Your goal
Pictures must be kept out of the copy. Every entry is to be duplicated exactly.

[Dataset rows about figures]
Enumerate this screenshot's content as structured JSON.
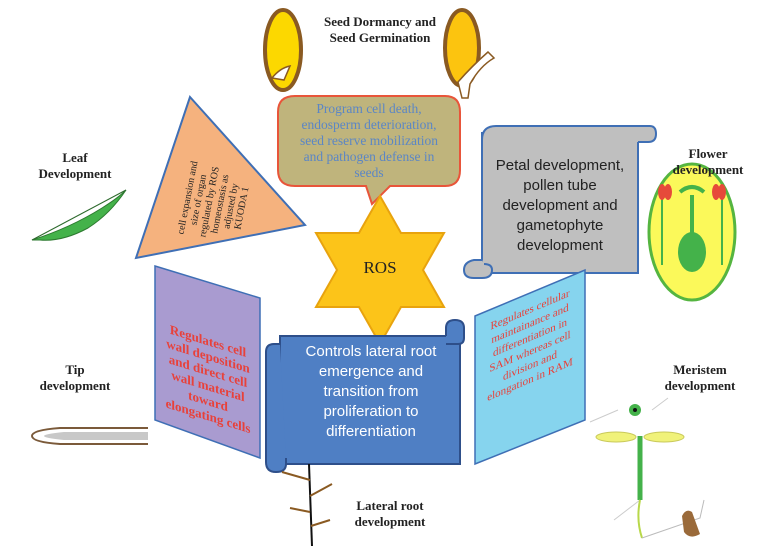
{
  "center": {
    "label": "ROS"
  },
  "labels": {
    "seed": [
      "Seed Dormancy and",
      "Seed Germination"
    ],
    "leaf": [
      "Leaf",
      "Development"
    ],
    "flower": [
      "Flower",
      "development"
    ],
    "tip": [
      "Tip",
      "development"
    ],
    "meristem": [
      "Meristem",
      "development"
    ],
    "lateral_root": [
      "Lateral root",
      "development"
    ]
  },
  "boxes": {
    "seed_bubble": [
      "Program cell death,",
      "endosperm deterioration,",
      "seed reserve mobilization",
      "and pathogen defense in",
      "seeds"
    ],
    "leaf_triangle": [
      "cell expansion and",
      "size of organ",
      "regulated by ROS",
      "homeostasis as",
      "adjusted by",
      "KUODA 1"
    ],
    "flower_scroll": [
      "Petal development,",
      "pollen tube",
      "development and",
      "gametophyte",
      "development"
    ],
    "tip_panel": [
      "Regulates cell",
      "wall deposition",
      "and direct cell",
      "wall material",
      "toward",
      "elongating cells"
    ],
    "root_scroll": [
      "Controls lateral root",
      "emergence and",
      "transition from",
      "proliferation to",
      "differentiation"
    ],
    "meristem_panel": [
      "Regulates cellular",
      "maintainance and",
      "differentiation in",
      "SAM whereas cell",
      "division and",
      "elongation in RAM"
    ]
  },
  "colors": {
    "star_fill": "#fcc419",
    "star_stroke": "#e8a30e",
    "bubble_fill": "#bfb47c",
    "bubble_stroke": "#e8553a",
    "triangle_fill": "#f5b27e",
    "triangle_stroke": "#3f6fb5",
    "grey_scroll_fill": "#bfbfbf",
    "scroll_stroke": "#3f6fb5",
    "purple_fill": "#a99bd0",
    "blue_scroll_fill": "#4f7fc4",
    "cyan_fill": "#86d4ee",
    "red_text": "#e8413a",
    "bubble_text": "#5b86c5"
  }
}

Problem solution
Enumerate this screenshot's content as structured JSON.
{
  "center": {
    "label": "ROS"
  },
  "labels": {
    "seed": [
      "Seed Dormancy and",
      "Seed Germination"
    ],
    "leaf": [
      "Leaf",
      "Development"
    ],
    "flower": [
      "Flower",
      "development"
    ],
    "tip": [
      "Tip",
      "development"
    ],
    "meristem": [
      "Meristem",
      "development"
    ],
    "lateral_root": [
      "Lateral root",
      "development"
    ]
  },
  "boxes": {
    "seed_bubble": [
      "Program cell death,",
      "endosperm deterioration,",
      "seed reserve mobilization",
      "and pathogen defense in",
      "seeds"
    ],
    "leaf_triangle": [
      "cell expansion and",
      "size of organ",
      "regulated by ROS",
      "homeostasis as",
      "adjusted by",
      "KUODA 1"
    ],
    "flower_scroll": [
      "Petal development,",
      "pollen tube",
      "development and",
      "gametophyte",
      "development"
    ],
    "tip_panel": [
      "Regulates cell",
      "wall deposition",
      "and direct cell",
      "wall material",
      "toward",
      "elongating cells"
    ],
    "root_scroll": [
      "Controls lateral root",
      "emergence and",
      "transition from",
      "proliferation to",
      "differentiation"
    ],
    "meristem_panel": [
      "Regulates cellular",
      "maintainance and",
      "differentiation in",
      "SAM whereas cell",
      "division and",
      "elongation in RAM"
    ]
  },
  "colors": {
    "star_fill": "#fcc419",
    "star_stroke": "#e8a30e",
    "bubble_fill": "#bfb47c",
    "bubble_stroke": "#e8553a",
    "triangle_fill": "#f5b27e",
    "triangle_stroke": "#3f6fb5",
    "grey_scroll_fill": "#bfbfbf",
    "scroll_stroke": "#3f6fb5",
    "purple_fill": "#a99bd0",
    "blue_scroll_fill": "#4f7fc4",
    "cyan_fill": "#86d4ee",
    "red_text": "#e8413a",
    "bubble_text": "#5b86c5"
  }
}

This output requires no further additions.